Gather every line in the records below that contains the word "date".

(Data records)
* * * * * * * * *
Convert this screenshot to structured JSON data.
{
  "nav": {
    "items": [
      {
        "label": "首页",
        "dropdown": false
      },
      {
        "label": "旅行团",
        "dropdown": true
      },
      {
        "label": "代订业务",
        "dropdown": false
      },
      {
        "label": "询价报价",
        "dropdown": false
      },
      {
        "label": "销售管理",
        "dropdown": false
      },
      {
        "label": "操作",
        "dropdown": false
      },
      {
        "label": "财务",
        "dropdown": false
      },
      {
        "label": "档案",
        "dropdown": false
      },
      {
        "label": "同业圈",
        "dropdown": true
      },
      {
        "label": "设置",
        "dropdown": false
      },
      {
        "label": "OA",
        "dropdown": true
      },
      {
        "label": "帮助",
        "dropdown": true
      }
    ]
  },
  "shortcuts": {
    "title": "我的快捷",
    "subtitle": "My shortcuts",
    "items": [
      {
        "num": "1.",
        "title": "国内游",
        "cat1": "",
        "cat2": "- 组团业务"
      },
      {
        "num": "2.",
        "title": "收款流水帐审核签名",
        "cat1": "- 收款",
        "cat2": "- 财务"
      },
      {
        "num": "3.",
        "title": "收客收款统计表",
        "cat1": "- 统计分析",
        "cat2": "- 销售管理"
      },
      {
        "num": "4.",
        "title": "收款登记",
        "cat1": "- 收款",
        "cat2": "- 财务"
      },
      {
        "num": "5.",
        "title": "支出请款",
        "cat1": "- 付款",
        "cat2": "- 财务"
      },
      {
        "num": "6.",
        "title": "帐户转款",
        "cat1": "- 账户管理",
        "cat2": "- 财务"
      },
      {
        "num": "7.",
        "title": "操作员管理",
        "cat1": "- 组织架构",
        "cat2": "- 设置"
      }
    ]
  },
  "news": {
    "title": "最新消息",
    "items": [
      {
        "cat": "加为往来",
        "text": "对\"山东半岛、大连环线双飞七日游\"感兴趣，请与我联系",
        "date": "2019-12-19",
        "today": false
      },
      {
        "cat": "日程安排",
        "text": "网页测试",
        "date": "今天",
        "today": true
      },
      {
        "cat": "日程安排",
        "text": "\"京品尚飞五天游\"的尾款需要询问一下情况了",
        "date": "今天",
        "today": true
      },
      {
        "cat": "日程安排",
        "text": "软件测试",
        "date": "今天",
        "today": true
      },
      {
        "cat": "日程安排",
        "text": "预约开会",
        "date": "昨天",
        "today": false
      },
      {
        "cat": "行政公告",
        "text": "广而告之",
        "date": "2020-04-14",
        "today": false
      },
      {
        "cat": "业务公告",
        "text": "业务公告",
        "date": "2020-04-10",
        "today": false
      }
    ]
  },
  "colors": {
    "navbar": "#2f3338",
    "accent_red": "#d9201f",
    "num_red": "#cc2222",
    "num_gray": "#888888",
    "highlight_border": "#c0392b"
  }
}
* * * * * * * * *
| Exercise result |
        "date": "2019-12-19",
        "date": "今天",
        "date": "今天",
        "date": "今天",
        "date": "昨天",
        "date": "2020-04-14",
        "date": "2020-04-10",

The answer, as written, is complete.